From the entries provided below, copy each line that contains the word "szakasza".

(Items listed in a dataset)
________________________
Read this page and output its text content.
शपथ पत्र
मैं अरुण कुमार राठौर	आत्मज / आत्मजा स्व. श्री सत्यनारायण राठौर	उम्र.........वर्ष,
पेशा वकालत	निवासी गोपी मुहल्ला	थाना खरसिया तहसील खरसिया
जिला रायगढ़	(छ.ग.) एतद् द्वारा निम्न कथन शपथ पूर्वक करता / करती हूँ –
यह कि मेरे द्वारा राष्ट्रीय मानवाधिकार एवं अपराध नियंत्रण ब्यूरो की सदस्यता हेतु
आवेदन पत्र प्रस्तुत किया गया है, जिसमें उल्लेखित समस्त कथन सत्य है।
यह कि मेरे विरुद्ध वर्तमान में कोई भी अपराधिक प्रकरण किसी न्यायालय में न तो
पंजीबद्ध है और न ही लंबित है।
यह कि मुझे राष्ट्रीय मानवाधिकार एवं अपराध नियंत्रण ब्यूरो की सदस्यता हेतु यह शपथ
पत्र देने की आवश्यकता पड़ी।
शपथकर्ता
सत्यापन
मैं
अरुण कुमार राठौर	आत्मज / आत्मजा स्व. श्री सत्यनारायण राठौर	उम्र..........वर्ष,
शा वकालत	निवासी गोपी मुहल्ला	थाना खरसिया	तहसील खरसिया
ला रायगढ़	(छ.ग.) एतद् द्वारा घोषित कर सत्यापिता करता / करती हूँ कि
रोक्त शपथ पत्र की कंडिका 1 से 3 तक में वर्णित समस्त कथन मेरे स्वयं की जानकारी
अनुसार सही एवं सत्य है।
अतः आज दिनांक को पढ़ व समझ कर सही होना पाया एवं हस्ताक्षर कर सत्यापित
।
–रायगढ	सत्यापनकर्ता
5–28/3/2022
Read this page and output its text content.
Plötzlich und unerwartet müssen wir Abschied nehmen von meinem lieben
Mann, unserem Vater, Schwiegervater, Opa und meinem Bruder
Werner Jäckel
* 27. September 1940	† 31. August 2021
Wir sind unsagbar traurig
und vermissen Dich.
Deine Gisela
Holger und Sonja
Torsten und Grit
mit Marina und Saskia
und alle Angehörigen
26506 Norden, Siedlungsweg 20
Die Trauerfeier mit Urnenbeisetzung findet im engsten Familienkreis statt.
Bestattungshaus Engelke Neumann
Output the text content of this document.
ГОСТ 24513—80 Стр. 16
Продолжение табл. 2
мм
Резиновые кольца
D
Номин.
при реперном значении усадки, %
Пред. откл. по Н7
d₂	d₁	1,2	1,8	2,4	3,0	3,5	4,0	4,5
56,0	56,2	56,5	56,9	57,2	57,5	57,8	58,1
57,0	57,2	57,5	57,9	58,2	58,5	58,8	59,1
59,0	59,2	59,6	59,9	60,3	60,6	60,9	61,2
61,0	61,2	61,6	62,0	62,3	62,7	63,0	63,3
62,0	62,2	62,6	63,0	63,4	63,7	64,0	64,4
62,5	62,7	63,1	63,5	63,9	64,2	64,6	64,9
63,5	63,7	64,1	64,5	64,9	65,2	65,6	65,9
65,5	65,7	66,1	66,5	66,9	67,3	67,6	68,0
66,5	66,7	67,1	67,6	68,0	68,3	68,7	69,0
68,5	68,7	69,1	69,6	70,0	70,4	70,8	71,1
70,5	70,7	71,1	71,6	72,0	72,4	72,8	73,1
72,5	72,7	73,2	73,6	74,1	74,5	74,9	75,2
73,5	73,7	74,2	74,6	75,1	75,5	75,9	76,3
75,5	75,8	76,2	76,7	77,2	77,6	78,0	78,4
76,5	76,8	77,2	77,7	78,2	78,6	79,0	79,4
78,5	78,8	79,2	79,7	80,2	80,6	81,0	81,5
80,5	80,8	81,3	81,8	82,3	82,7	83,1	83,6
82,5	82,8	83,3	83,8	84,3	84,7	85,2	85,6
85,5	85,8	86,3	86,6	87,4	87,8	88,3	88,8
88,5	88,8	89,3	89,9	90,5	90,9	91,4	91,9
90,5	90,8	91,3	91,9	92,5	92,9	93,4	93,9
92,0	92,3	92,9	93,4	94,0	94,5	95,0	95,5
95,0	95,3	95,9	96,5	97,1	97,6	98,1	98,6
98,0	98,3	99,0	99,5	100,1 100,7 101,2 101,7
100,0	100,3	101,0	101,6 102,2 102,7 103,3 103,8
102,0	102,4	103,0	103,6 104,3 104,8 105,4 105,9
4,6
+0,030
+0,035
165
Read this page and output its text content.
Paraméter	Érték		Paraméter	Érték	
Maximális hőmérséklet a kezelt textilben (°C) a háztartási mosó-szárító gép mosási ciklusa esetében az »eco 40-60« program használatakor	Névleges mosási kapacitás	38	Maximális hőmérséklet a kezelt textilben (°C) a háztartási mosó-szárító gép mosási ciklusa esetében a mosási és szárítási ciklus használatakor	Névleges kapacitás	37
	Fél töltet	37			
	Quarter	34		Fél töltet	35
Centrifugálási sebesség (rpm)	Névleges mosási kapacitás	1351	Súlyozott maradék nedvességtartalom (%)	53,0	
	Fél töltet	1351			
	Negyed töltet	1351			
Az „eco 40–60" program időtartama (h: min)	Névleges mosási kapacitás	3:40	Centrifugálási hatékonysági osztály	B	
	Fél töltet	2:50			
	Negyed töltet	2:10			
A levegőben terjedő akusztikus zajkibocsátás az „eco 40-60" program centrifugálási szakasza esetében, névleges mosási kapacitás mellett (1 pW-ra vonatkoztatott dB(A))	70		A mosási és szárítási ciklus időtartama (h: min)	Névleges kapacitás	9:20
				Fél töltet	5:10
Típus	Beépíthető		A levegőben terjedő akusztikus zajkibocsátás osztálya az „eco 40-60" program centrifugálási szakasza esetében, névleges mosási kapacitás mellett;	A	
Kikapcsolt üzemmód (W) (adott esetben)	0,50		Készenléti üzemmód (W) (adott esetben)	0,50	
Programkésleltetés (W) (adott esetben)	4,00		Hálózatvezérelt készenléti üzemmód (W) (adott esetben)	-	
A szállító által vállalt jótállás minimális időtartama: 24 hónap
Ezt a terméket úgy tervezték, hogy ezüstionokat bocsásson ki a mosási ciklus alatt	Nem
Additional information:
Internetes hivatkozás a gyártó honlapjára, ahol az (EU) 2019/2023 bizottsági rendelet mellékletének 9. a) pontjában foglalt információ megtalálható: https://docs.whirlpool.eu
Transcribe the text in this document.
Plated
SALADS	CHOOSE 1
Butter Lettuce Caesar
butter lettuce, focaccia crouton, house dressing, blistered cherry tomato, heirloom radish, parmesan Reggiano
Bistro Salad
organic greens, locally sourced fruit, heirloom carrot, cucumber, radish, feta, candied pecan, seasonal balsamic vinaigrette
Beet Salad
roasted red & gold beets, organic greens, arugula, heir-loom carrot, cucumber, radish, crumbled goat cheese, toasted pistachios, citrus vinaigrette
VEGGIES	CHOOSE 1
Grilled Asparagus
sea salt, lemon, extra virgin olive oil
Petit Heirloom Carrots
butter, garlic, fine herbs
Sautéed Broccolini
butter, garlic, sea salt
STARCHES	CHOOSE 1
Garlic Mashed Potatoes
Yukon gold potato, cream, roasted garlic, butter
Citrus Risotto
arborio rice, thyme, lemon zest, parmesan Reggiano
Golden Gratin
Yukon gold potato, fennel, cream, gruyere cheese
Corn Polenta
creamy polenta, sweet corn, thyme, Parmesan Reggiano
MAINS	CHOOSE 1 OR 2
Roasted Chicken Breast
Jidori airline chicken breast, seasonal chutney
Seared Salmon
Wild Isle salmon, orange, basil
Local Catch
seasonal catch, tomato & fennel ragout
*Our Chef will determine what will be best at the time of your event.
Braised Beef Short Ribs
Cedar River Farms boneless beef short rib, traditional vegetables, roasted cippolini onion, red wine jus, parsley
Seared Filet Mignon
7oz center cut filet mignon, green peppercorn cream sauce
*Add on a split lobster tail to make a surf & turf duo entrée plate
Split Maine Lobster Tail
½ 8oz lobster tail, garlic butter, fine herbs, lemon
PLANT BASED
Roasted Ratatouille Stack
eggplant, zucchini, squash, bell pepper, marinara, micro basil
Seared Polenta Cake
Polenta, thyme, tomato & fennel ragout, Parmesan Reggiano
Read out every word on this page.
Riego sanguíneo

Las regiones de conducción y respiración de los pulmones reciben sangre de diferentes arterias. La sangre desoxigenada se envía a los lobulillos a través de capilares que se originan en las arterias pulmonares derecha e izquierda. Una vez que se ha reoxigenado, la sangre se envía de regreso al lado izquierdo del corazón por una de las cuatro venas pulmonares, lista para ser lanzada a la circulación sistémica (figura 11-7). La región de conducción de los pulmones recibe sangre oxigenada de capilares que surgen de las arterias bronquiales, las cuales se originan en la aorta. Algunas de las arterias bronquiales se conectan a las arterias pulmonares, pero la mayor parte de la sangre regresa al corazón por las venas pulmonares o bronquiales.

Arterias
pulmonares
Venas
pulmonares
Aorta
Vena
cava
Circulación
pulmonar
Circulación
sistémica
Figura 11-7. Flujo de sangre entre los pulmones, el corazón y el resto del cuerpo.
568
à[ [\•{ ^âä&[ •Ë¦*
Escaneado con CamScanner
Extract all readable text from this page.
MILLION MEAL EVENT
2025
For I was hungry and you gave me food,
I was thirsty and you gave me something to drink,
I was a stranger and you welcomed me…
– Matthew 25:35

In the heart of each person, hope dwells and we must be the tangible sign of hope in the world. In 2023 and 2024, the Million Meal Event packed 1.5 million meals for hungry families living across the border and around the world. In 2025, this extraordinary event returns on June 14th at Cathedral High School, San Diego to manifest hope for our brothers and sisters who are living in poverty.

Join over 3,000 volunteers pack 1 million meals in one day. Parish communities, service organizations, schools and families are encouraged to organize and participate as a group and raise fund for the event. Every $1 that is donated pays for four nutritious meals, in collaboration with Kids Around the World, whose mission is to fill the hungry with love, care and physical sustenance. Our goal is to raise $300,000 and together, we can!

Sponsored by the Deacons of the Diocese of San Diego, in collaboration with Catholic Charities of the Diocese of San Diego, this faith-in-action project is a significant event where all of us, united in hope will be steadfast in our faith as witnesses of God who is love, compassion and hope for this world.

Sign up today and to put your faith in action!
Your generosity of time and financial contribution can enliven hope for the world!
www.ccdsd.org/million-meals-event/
________________________
» **RESPONSE TO THE EXERCISE**
A levegőben terjedő akusztikus zajkibocsátás az „eco 40-60" program centrifugálási szakasza esetében, névleges mosási kapacitás mellett (1 pW-ra vonatkoztatott dB(A))	70		A mosási és szárítási ciklus időtartama (h: min)	Névleges kapacitás	9:20
Típus	Beépíthető		A levegőben terjedő akusztikus zajkibocsátás osztálya az „eco 40-60" program centrifugálási szakasza esetében, névleges mosási kapacitás mellett;	A	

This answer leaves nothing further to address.